__WHAT NEEDS TO BE DONE__
Do not copy the pictures; transcribe all other material exactly.
--- start SOURCE DATA ---
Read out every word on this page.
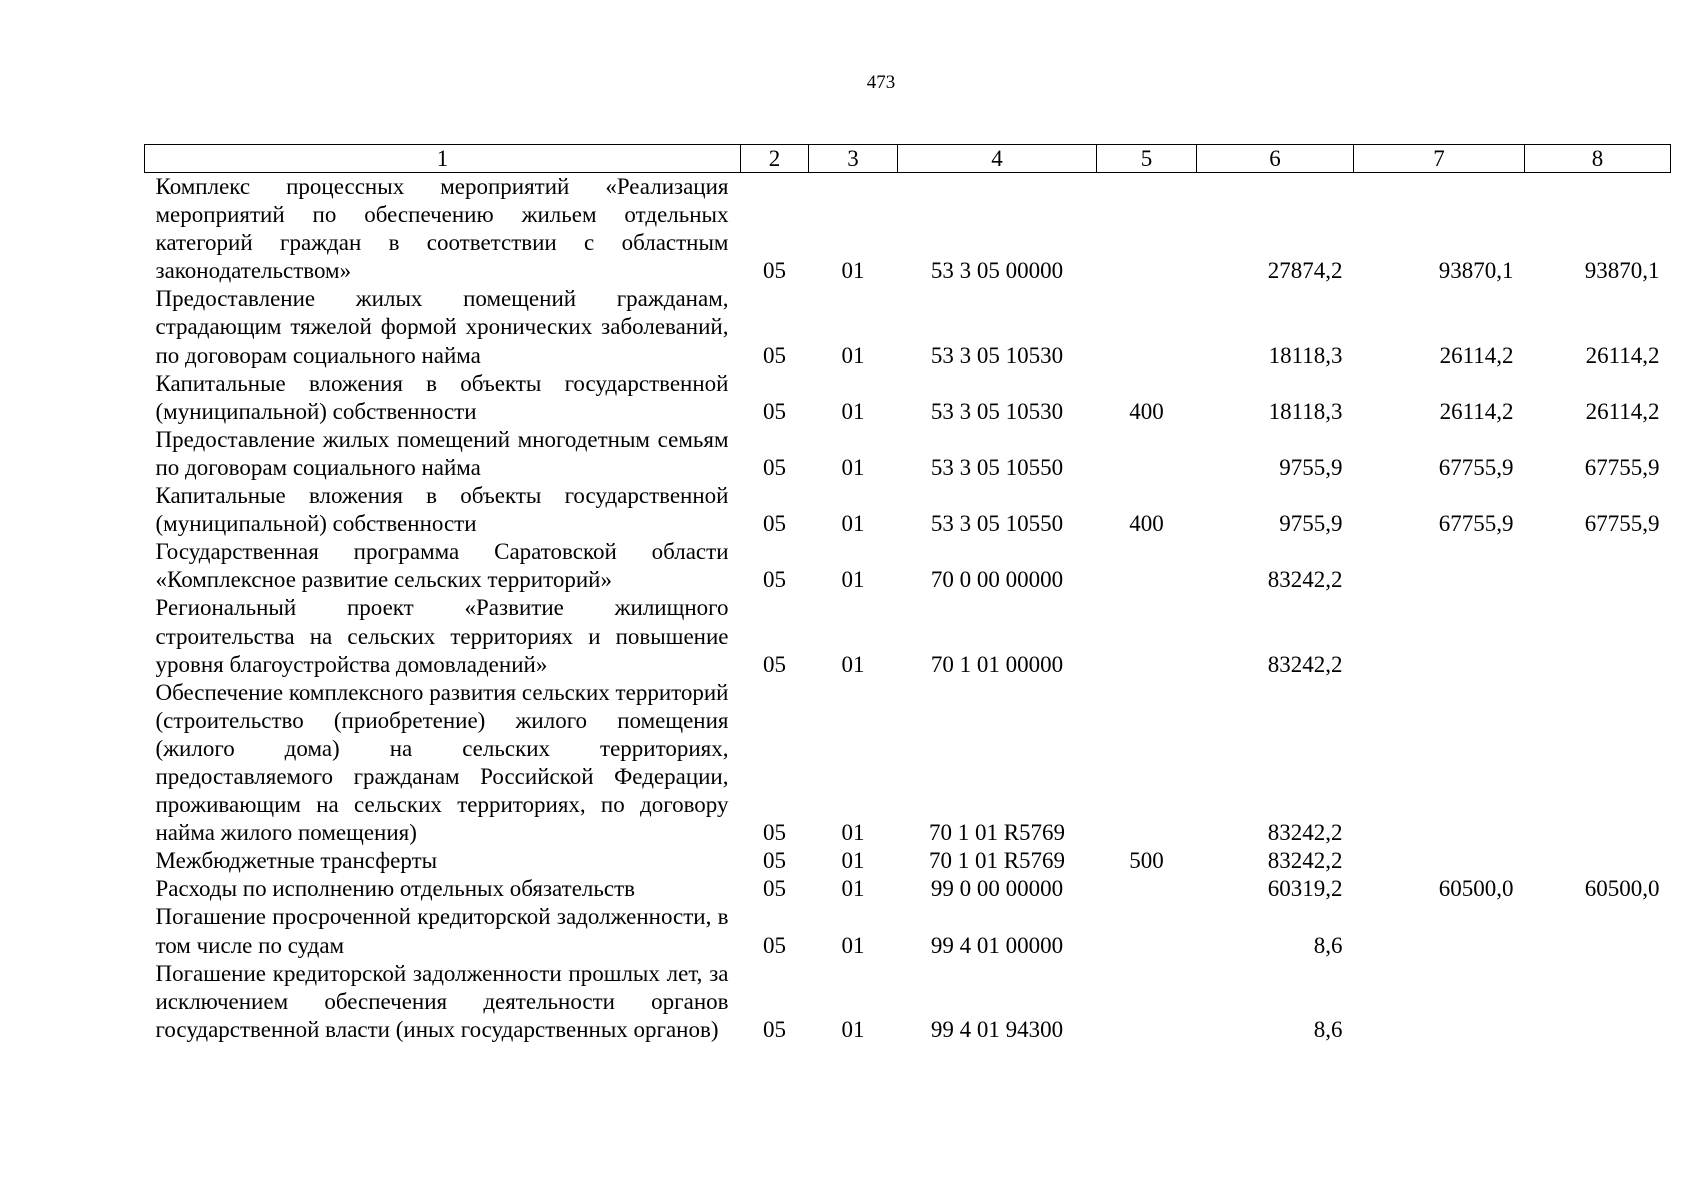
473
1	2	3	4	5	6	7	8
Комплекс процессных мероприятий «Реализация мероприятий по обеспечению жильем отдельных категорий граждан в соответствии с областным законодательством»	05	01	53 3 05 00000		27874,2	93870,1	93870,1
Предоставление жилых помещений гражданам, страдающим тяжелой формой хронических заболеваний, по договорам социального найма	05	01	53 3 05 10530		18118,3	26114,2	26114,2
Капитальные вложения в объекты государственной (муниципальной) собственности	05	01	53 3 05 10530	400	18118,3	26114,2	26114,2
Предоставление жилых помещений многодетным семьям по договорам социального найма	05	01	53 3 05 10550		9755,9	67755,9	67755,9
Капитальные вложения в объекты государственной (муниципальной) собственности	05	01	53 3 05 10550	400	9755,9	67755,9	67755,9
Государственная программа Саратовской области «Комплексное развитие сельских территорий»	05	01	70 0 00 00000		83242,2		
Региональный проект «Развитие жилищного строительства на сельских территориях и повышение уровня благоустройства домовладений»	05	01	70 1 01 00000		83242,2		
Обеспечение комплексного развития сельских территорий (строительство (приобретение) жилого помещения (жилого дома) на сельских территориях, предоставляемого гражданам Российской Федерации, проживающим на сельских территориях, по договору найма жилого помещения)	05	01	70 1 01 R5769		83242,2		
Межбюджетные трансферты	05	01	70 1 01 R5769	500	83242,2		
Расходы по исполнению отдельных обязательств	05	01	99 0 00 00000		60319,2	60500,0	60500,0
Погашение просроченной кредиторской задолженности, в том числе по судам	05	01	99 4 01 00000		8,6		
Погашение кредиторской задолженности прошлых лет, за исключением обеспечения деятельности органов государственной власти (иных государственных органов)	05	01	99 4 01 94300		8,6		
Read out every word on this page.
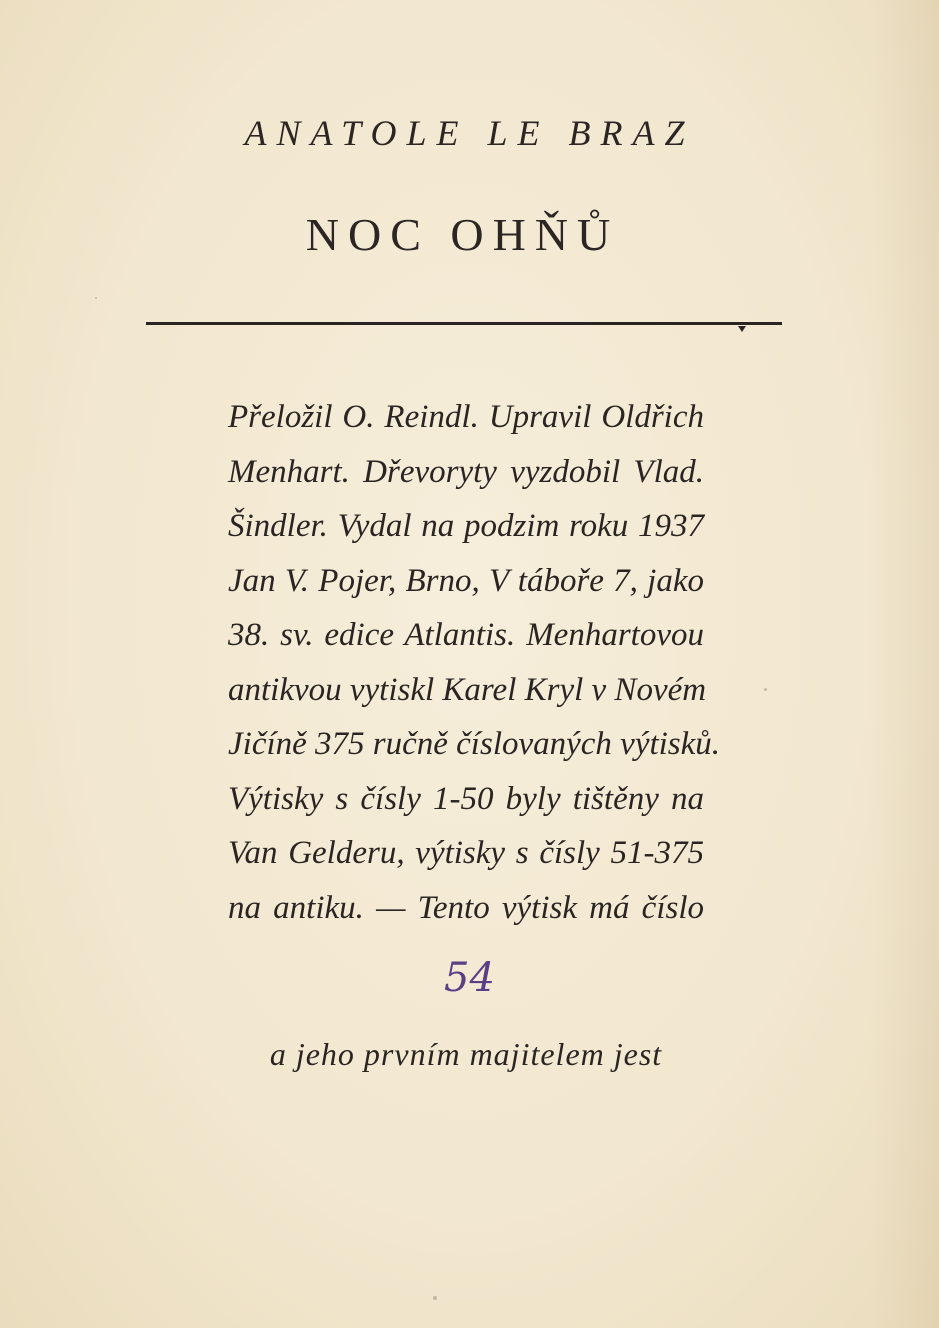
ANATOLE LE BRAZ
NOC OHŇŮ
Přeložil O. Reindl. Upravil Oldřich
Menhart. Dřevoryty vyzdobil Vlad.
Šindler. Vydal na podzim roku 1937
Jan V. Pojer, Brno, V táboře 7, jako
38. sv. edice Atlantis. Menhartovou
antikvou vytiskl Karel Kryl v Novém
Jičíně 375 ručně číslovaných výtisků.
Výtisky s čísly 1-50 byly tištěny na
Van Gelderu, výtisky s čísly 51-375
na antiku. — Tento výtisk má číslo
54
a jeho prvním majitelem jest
--- end SOURCE DATA ---
__PROBLEM SOLUTION__
Read out every word on this page.
473
1	2	3	4	5	6	7	8
Комплекс процессных мероприятий «Реализация мероприятий по обеспечению жильем отдельных категорий граждан в соответствии с областным законодательством»	05	01	53 3 05 00000		27874,2	93870,1	93870,1
Предоставление жилых помещений гражданам, страдающим тяжелой формой хронических заболеваний, по договорам социального найма	05	01	53 3 05 10530		18118,3	26114,2	26114,2
Капитальные вложения в объекты государственной (муниципальной) собственности	05	01	53 3 05 10530	400	18118,3	26114,2	26114,2
Предоставление жилых помещений многодетным семьям по договорам социального найма	05	01	53 3 05 10550		9755,9	67755,9	67755,9
Капитальные вложения в объекты государственной (муниципальной) собственности	05	01	53 3 05 10550	400	9755,9	67755,9	67755,9
Государственная программа Саратовской области «Комплексное развитие сельских территорий»	05	01	70 0 00 00000		83242,2		
Региональный проект «Развитие жилищного строительства на сельских территориях и повышение уровня благоустройства домовладений»	05	01	70 1 01 00000		83242,2		
Обеспечение комплексного развития сельских территорий (строительство (приобретение) жилого помещения (жилого дома) на сельских территориях, предоставляемого гражданам Российской Федерации, проживающим на сельских территориях, по договору найма жилого помещения)	05	01	70 1 01 R5769		83242,2		
Межбюджетные трансферты	05	01	70 1 01 R5769	500	83242,2		
Расходы по исполнению отдельных обязательств	05	01	99 0 00 00000		60319,2	60500,0	60500,0
Погашение просроченной кредиторской задолженности, в том числе по судам	05	01	99 4 01 00000		8,6		
Погашение кредиторской задолженности прошлых лет, за исключением обеспечения деятельности органов государственной власти (иных государственных органов)	05	01	99 4 01 94300		8,6		
Read out every word on this page.
ANATOLE LE BRAZ
NOC OHŇŮ
Přeložil O. Reindl. Upravil Oldřich
Menhart. Dřevoryty vyzdobil Vlad.
Šindler. Vydal na podzim roku 1937
Jan V. Pojer, Brno, V táboře 7, jako
38. sv. edice Atlantis. Menhartovou
antikvou vytiskl Karel Kryl v Novém
Jičíně 375 ručně číslovaných výtisků.
Výtisky s čísly 1-50 byly tištěny na
Van Gelderu, výtisky s čísly 51-375
na antiku. — Tento výtisk má číslo
54
a jeho prvním majitelem jest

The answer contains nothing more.